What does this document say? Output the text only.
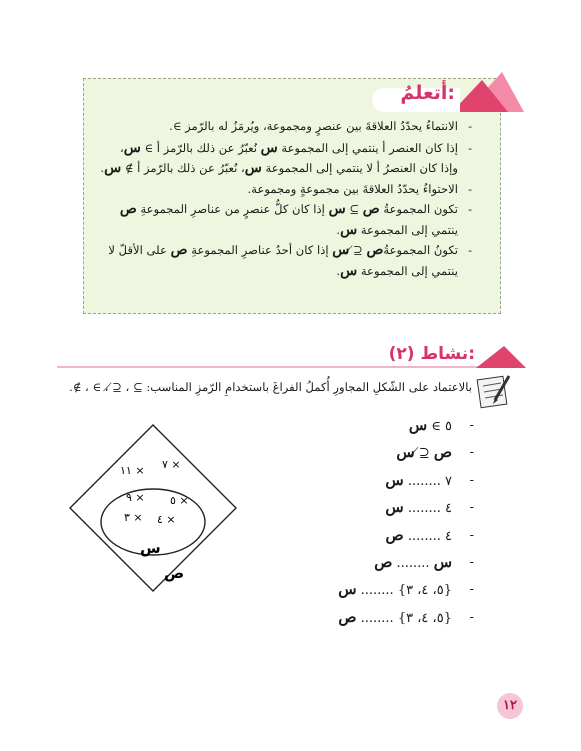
أتعلمُ:
- الانتماءُ يحدّدُ العلاقةَ بين عنصرٍ ومجموعة، ويُرمَزُ له بالرّمز ∋.
- إذا كان العنصر أ ينتمي إلى المجموعة س نُعبّرُ عن ذلك بالرّمز أ ∋ س،
وإذا كان العنصرُ أ لا ينتمي إلى المجموعة س، نُعبّرُ عن ذلك بالرّمز أ ∌ س.
- الاحتواءُ يحدّدُ العلاقةَ بين مجموعةٍ ومجموعة.
- تكون المجموعةُ ص ⊇ س إذا كان كلُّ عنصرٍ من عناصرِ المجموعةِ ص ينتمي إلى المجموعة س.
- تكونُ المجموعةُص ⊉ س إذا كان أحدُ عناصرِ المجموعةِ ص على الأقلّ لا ينتمي إلى المجموعة س.
نشاط (٢):
بالاعتماد على الشّكلِ المجاورِ أُكملُ الفراغَ باستخدامِ الرّمزِ المناسب: ⊇ ، ⊉ ، ∋ ، ∌.
- ٥ ∋ س
- ص ⊉ س
- ٧ ........ س
- ٤ ........ س
- ٤ ........ ص
- س ........ ص
- {٥، ٤، ٣} ........ س
- {٥، ٤، ٣} ........ ص
١١ × ٧ ×
٩ × ٥ ×
٣ × ٤ ×
س
ص
١٢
_ _ _ _ _ _ _
GOAL: Without the pictures, retype the whole of the material above exactly.

RESULT FOR THIS TASK:
What does this document say? Output the text only.
أتعلمُ:
- الانتماءُ يحدّدُ العلاقةَ بين عنصرٍ ومجموعة، ويُرمَزُ له بالرّمز ∋.
- إذا كان العنصر أ ينتمي إلى المجموعة س نُعبّرُ عن ذلك بالرّمز أ ∋ س،
وإذا كان العنصرُ أ لا ينتمي إلى المجموعة س، نُعبّرُ عن ذلك بالرّمز أ ∌ س.
- الاحتواءُ يحدّدُ العلاقةَ بين مجموعةٍ ومجموعة.
- تكون المجموعةُ ص ⊇ س إذا كان كلُّ عنصرٍ من عناصرِ المجموعةِ ص ينتمي إلى المجموعة س.
- تكونُ المجموعةُص ⊉ س إذا كان أحدُ عناصرِ المجموعةِ ص على الأقلّ لا ينتمي إلى المجموعة س.
نشاط (٢):
بالاعتماد على الشّكلِ المجاورِ أُكملُ الفراغَ باستخدامِ الرّمزِ المناسب: ⊇ ، ⊉ ، ∋ ، ∌.
- ٥ ∋ س
- ص ⊉ س
- ٧ ........ س
- ٤ ........ س
- ٤ ........ ص
- س ........ ص
- {٥، ٤، ٣} ........ س
- {٥، ٤، ٣} ........ ص
١١ × ٧ ×
٩ × ٥ ×
٣ × ٤ ×
س
ص
١٢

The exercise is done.